LISTED ENTRIES:
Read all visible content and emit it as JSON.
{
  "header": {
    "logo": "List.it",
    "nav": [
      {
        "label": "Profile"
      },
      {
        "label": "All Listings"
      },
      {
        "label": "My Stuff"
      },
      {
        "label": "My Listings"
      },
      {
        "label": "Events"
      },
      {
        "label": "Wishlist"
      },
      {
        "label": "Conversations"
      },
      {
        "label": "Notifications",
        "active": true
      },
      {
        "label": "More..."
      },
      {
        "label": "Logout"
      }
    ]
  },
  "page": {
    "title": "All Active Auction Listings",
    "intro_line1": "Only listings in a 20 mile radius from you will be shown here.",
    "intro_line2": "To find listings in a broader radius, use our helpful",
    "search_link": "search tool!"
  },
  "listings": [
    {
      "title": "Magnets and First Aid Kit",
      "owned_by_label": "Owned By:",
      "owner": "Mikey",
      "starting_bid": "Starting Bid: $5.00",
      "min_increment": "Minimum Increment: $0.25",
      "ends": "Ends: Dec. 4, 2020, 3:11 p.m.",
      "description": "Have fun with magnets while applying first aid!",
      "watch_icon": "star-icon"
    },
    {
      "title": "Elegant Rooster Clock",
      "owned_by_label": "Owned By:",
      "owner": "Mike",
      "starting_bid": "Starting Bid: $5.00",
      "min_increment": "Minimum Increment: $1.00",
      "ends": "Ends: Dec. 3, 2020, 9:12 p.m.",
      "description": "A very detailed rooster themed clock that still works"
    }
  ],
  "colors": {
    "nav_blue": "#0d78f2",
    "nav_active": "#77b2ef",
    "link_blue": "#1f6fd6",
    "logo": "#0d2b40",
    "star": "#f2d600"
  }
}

* * *

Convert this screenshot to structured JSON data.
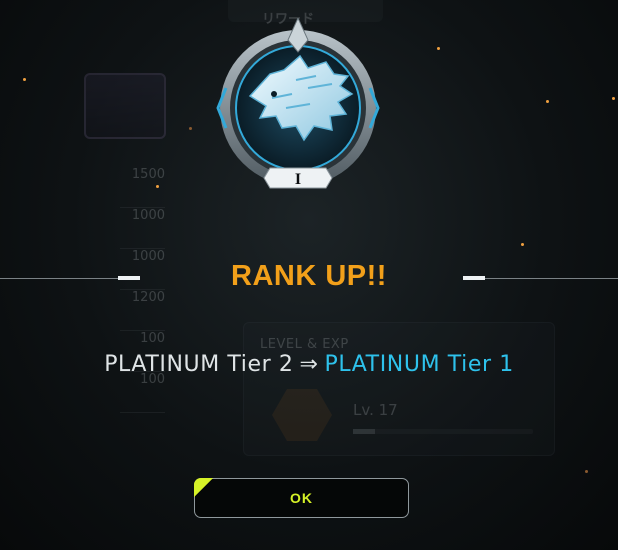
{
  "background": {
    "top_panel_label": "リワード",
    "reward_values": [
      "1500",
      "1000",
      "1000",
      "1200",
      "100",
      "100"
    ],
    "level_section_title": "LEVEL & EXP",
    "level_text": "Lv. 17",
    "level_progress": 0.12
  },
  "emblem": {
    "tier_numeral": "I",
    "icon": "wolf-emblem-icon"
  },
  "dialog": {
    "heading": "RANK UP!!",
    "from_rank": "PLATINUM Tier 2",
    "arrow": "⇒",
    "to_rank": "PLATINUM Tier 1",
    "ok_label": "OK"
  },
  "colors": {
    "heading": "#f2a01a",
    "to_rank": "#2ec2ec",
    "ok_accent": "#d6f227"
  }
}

AIM: Check each line of these records for the string "Ends" and state only how many lines have it.

RESPONSE TO THE TASK: 2